-- Working data --
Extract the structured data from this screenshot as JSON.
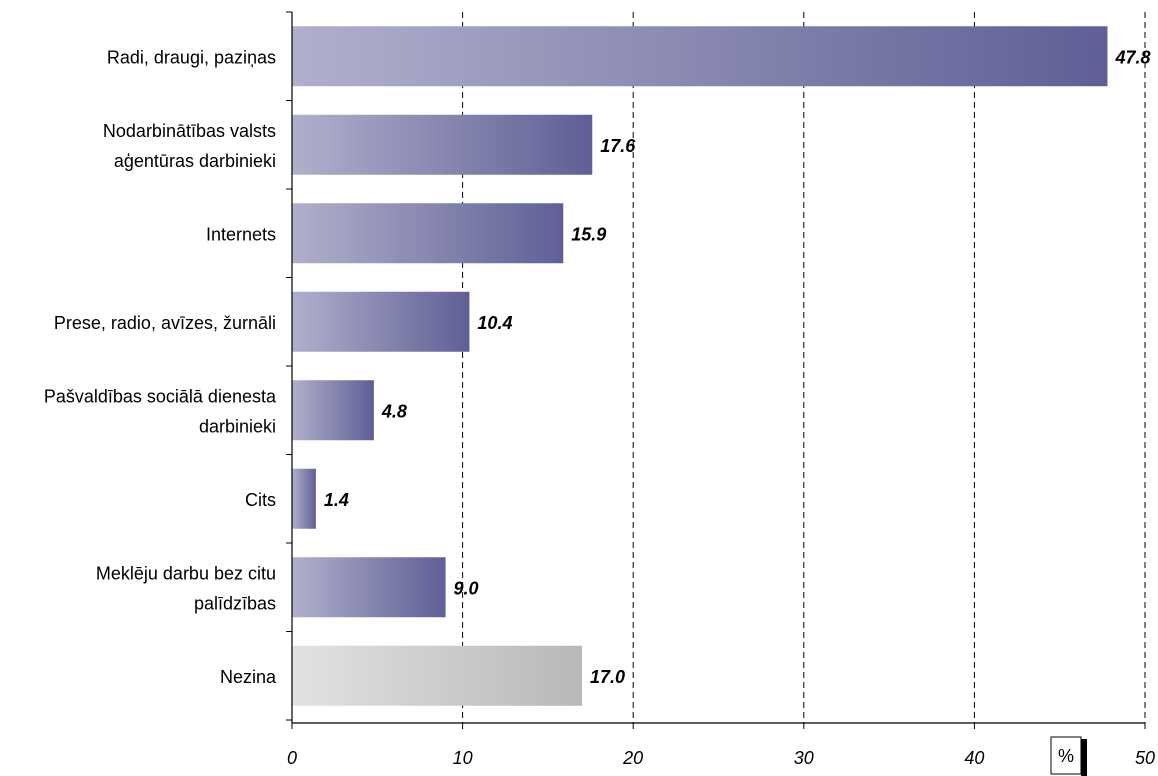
{
  "chart_data": {
    "type": "bar",
    "orientation": "horizontal",
    "title": "",
    "xlabel": "",
    "ylabel": "",
    "unit_label": "%",
    "categories": [
      [
        "Radi, draugi, paziņas"
      ],
      [
        "Nodarbinātības valsts",
        "aģentūras darbinieki"
      ],
      [
        "Internets"
      ],
      [
        "Prese, radio, avīzes, žurnāli"
      ],
      [
        "Pašvaldības sociālā dienesta",
        "darbinieki"
      ],
      [
        "Cits"
      ],
      [
        "Meklēju darbu bez citu",
        "palīdzības"
      ],
      [
        "Nezina"
      ]
    ],
    "values": [
      47.8,
      17.6,
      15.9,
      10.4,
      4.8,
      1.4,
      9.0,
      17.0
    ],
    "value_labels": [
      "47.8",
      "17.6",
      "15.9",
      "10.4",
      "4.8",
      "1.4",
      "9.0",
      "17.0"
    ],
    "xlim": [
      0,
      50
    ],
    "x_ticks": [
      0,
      10,
      20,
      30,
      40,
      50
    ],
    "x_tick_labels": [
      "0",
      "10",
      "20",
      "30",
      "40",
      "50"
    ],
    "grid": "vertical dashed",
    "legend": "none",
    "colors": {
      "bar_gradient_start": "#b0b0cc",
      "bar_gradient_end": "#5f5f96",
      "gray_bar_start": "#e2e2e2",
      "gray_bar_end": "#b8b8b8",
      "gray_category_index": 7
    }
  }
}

-- Short exercise --
Each record above must be returned exactly as written, with its pictures omitted.

-- Response to the exercise --
Extract the structured data from this screenshot as JSON.
{
  "chart_data": {
    "type": "bar",
    "orientation": "horizontal",
    "title": "",
    "xlabel": "",
    "ylabel": "",
    "unit_label": "%",
    "categories": [
      [
        "Radi, draugi, paziņas"
      ],
      [
        "Nodarbinātības valsts",
        "aģentūras darbinieki"
      ],
      [
        "Internets"
      ],
      [
        "Prese, radio, avīzes, žurnāli"
      ],
      [
        "Pašvaldības sociālā dienesta",
        "darbinieki"
      ],
      [
        "Cits"
      ],
      [
        "Meklēju darbu bez citu",
        "palīdzības"
      ],
      [
        "Nezina"
      ]
    ],
    "values": [
      47.8,
      17.6,
      15.9,
      10.4,
      4.8,
      1.4,
      9.0,
      17.0
    ],
    "value_labels": [
      "47.8",
      "17.6",
      "15.9",
      "10.4",
      "4.8",
      "1.4",
      "9.0",
      "17.0"
    ],
    "xlim": [
      0,
      50
    ],
    "x_ticks": [
      0,
      10,
      20,
      30,
      40,
      50
    ],
    "x_tick_labels": [
      "0",
      "10",
      "20",
      "30",
      "40",
      "50"
    ],
    "grid": "vertical dashed",
    "legend": "none",
    "colors": {
      "bar_gradient_start": "#b0b0cc",
      "bar_gradient_end": "#5f5f96",
      "gray_bar_start": "#e2e2e2",
      "gray_bar_end": "#b8b8b8",
      "gray_category_index": 7
    }
  }
}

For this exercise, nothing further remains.